## WHAT THIS EXERCISE ASKS
1 – Answer these questions from the text on complex investment products:
(a) Why might a typical retail investor not easily understand the terms, features and risks of a complex product?
(b) Which three aspects of the client must a licensed or registered person consider when judging whether a financial product is suitable?
(c) In the traditional offline sales environment, who usually introduces investors to investment products?
2 – Write out the passage of the text on complex investment products that opens with the words containing "There is a wide" and closes with "its complex structure.".
3 – Carry on the text about protective measures for investors buying complex products from its final sentence.

## TEXT SECTION

:::

Additional protective measures for investors when purchasing complex products

Complex products
Specialised funds
Structured products

There is a wide variety of investment products available in Hong Kong, ranging from simple products to complex ones. A complex product is an investment product whose terms, features and risks may not be easily or readily understood by a typical retail investor because of its complex structure.

In the traditional offline sales environment, investors are usually introduced to a limited number of investment products by the intermediaries. Complex products generally tend to be sold with intermediaries providing advice. According to SFC regulatory requirements, if a licensed or registered person solicits the sale of or recommends any financial product to a client, the licensed or registered person should ensure that the financial product is suitable for the client in all the circumstances, with consideration of the client’s financial situation, investment experience and investment objectives. In this regard, therefore, investors buying complex products are likely to be protected by the suitability requirement during the offline sales process.

:::

[Dataset rows]
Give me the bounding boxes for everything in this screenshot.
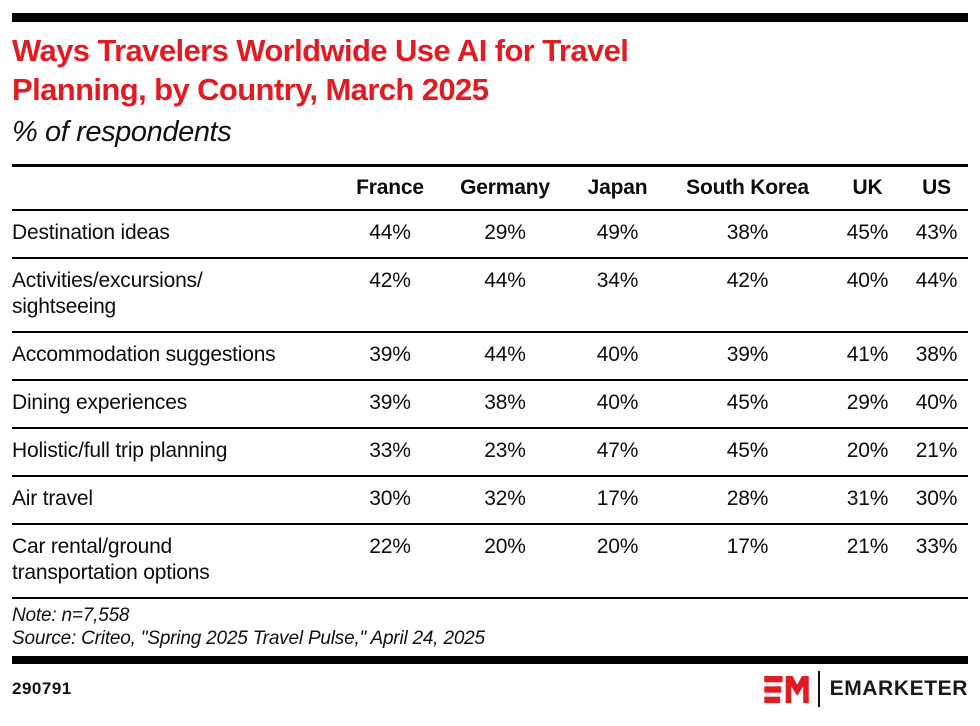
column-header-us: US — [922, 176, 951, 199]
cell-value: 29% — [484, 221, 526, 244]
page-title: Ways Travelers Worldwide Use AI for Trav… — [12, 33, 629, 107]
note-line: Note: n=7,558 — [12, 605, 130, 626]
cell-value: 45% — [726, 391, 769, 414]
cell-value: 21% — [915, 439, 958, 462]
brand-name: EMARKETER — [829, 677, 968, 700]
data-table: France Germany Japan South Korea UK US D… — [12, 164, 968, 599]
corner-cell — [12, 166, 340, 211]
table-row: Activities/excursions/ sightseeing 42% 4… — [12, 258, 968, 332]
logo-divider — [817, 671, 820, 707]
column-header-south-korea: South Korea — [686, 176, 809, 199]
footnotes: Note: n=7,558 Source: Criteo, "Spring 20… — [12, 604, 968, 650]
column-header-france: France — [356, 176, 424, 199]
row-label: Holistic/full trip planning — [12, 439, 228, 462]
cell-value: 44% — [484, 269, 526, 292]
cell-value: 40% — [846, 269, 889, 292]
cell-value: 44% — [369, 221, 411, 244]
cell-value: 42% — [726, 269, 769, 292]
em-monogram-icon — [763, 675, 809, 703]
cell-value: 49% — [596, 221, 639, 244]
row-label: Accommodation suggestions — [12, 343, 276, 366]
page-subtitle: % of respondents — [12, 116, 232, 148]
column-header-germany: Germany — [460, 176, 550, 199]
cell-value: 38% — [915, 343, 958, 366]
cell-value: 33% — [369, 439, 411, 462]
table-row: Car rental/ground transportation options… — [12, 524, 968, 598]
cell-value: 31% — [846, 487, 889, 510]
cell-value: 47% — [596, 439, 639, 462]
top-rule-bar — [12, 13, 968, 22]
cell-value: 17% — [596, 487, 639, 510]
row-label: Destination ideas — [12, 221, 170, 244]
table-row: Holistic/full trip planning 33% 23% 47% … — [12, 428, 968, 476]
chart-id: 290791 — [12, 679, 72, 698]
row-label: Car rental/ground transportation options — [12, 535, 210, 584]
table-header-row: France Germany Japan South Korea UK US — [12, 166, 968, 211]
cell-value: 20% — [846, 439, 889, 462]
cell-value: 33% — [915, 535, 958, 558]
emarketer-logo: EMARKETER — [763, 671, 968, 707]
table-row: Dining experiences 39% 38% 40% 45% 29% 4… — [12, 380, 968, 428]
bottom-rule-bar — [12, 656, 968, 664]
cell-value: 30% — [915, 487, 958, 510]
table-row: Accommodation suggestions 39% 44% 40% 39… — [12, 332, 968, 380]
cell-value: 20% — [484, 535, 526, 558]
cell-value: 38% — [484, 391, 526, 414]
cell-value: 32% — [484, 487, 526, 510]
footer: 290791 EMARKETER — [12, 671, 968, 707]
cell-value: 42% — [369, 269, 411, 292]
column-header-japan: Japan — [587, 176, 648, 199]
cell-value: 28% — [726, 487, 769, 510]
source-line: Source: Criteo, "Spring 2025 Travel Puls… — [12, 628, 485, 649]
cell-value: 23% — [484, 439, 526, 462]
table-row: Air travel 30% 32% 17% 28% 31% 30% — [12, 476, 968, 524]
cell-value: 45% — [846, 221, 889, 244]
cell-value: 38% — [726, 221, 769, 244]
cell-value: 22% — [369, 535, 411, 558]
cell-value: 39% — [369, 391, 411, 414]
cell-value: 44% — [915, 269, 958, 292]
cell-value: 30% — [369, 487, 411, 510]
cell-value: 39% — [369, 343, 411, 366]
cell-value: 40% — [915, 391, 958, 414]
row-label: Activities/excursions/ sightseeing — [12, 269, 203, 318]
cell-value: 39% — [726, 343, 769, 366]
cell-value: 17% — [726, 535, 769, 558]
row-label: Dining experiences — [12, 391, 188, 414]
cell-value: 34% — [596, 269, 639, 292]
cell-value: 41% — [846, 343, 889, 366]
cell-value: 29% — [846, 391, 889, 414]
column-header-uk: UK — [852, 176, 883, 199]
cell-value: 21% — [846, 535, 889, 558]
cell-value: 44% — [484, 343, 526, 366]
table-row: Destination ideas 44% 29% 49% 38% 45% 43… — [12, 210, 968, 258]
cell-value: 20% — [596, 535, 639, 558]
cell-value: 45% — [726, 439, 769, 462]
row-label: Air travel — [12, 487, 93, 510]
cell-value: 40% — [596, 343, 639, 366]
cell-value: 40% — [596, 391, 639, 414]
cell-value: 43% — [915, 221, 958, 244]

:::

## TASK-BY-TASK OUTPUTS
1 –
(a) Because of the product's complex structure.
(b) The client's financial situation, investment experience and investment objectives.
(c) The intermediaries, who usually introduce a limited number of investment products.

2 –
There is a wide variety of investment products available in Hong Kong, ranging from simple products to complex ones. A complex product is an investment product whose terms, features and risks may not be easily or readily understood by a typical retail investor because of its complex structure.

3 –
However, with the proliferation of online investment platforms in the market, investors can now access and transact on a broad range of investment products (including complex ones) in a self-directed manner. Typically, investors investing through an online platform would not need to contact any sales staff or investment advisor, and can simply select a product based on the information and materials posted on the platform. As complex products are generally more difficult to understand, some investors may end up buying unsuitable complex products without the benefit of proper guidance and advice as they would in the offline environment from interactive communications with a sales staff or investment advisor.

To enhance investor protection, effective from 6 July 2019, suitability requirements are extended to the sale of complex products (except derivative products traded on an exchange – see Note) in the case where intermediaries receive a request from you, as an investor, or you place an order in a self-directed manner. This applies to both the online and offline sales environments. Intermediaries are required to assess whether you, as an investor, are suited to invest in the complex product. They must also provide you with the major product information (e.g. key terms and features of the complex product) and warning statements about the product, in particular a warning that the product is a complex product and that you should exercise caution in relation to the product.

You should read the relevant product information carefully and pay attention to the warning statements before making any investment decisions.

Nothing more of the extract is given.